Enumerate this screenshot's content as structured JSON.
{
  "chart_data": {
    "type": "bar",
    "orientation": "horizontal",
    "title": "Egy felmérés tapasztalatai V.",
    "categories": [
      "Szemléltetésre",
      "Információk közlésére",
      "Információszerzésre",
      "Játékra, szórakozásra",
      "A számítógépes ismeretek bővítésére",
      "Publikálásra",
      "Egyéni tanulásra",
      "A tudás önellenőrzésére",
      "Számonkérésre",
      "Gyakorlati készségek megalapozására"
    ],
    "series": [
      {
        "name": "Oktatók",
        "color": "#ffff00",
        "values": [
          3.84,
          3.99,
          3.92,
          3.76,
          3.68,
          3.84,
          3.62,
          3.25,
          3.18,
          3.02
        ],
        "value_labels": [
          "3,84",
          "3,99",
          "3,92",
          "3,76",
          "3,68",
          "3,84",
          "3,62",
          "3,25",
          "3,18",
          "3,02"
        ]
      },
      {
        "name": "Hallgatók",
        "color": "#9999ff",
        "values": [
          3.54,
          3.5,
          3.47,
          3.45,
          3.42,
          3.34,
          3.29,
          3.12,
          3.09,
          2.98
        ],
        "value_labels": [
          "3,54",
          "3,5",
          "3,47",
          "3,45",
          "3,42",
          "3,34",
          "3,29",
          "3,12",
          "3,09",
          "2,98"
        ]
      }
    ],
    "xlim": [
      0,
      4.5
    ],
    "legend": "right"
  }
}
————————
■ **Written instruction**
Reproduce the complete set of lines precisely as supplied.

■ **The completed task**
Enumerate this screenshot's content as structured JSON.
{
  "chart_data": {
    "type": "bar",
    "orientation": "horizontal",
    "title": "Egy felmérés tapasztalatai V.",
    "categories": [
      "Szemléltetésre",
      "Információk közlésére",
      "Információszerzésre",
      "Játékra, szórakozásra",
      "A számítógépes ismeretek bővítésére",
      "Publikálásra",
      "Egyéni tanulásra",
      "A tudás önellenőrzésére",
      "Számonkérésre",
      "Gyakorlati készségek megalapozására"
    ],
    "series": [
      {
        "name": "Oktatók",
        "color": "#ffff00",
        "values": [
          3.84,
          3.99,
          3.92,
          3.76,
          3.68,
          3.84,
          3.62,
          3.25,
          3.18,
          3.02
        ],
        "value_labels": [
          "3,84",
          "3,99",
          "3,92",
          "3,76",
          "3,68",
          "3,84",
          "3,62",
          "3,25",
          "3,18",
          "3,02"
        ]
      },
      {
        "name": "Hallgatók",
        "color": "#9999ff",
        "values": [
          3.54,
          3.5,
          3.47,
          3.45,
          3.42,
          3.34,
          3.29,
          3.12,
          3.09,
          2.98
        ],
        "value_labels": [
          "3,54",
          "3,5",
          "3,47",
          "3,45",
          "3,42",
          "3,34",
          "3,29",
          "3,12",
          "3,09",
          "2,98"
        ]
      }
    ],
    "xlim": [
      0,
      4.5
    ],
    "legend": "right"
  }
}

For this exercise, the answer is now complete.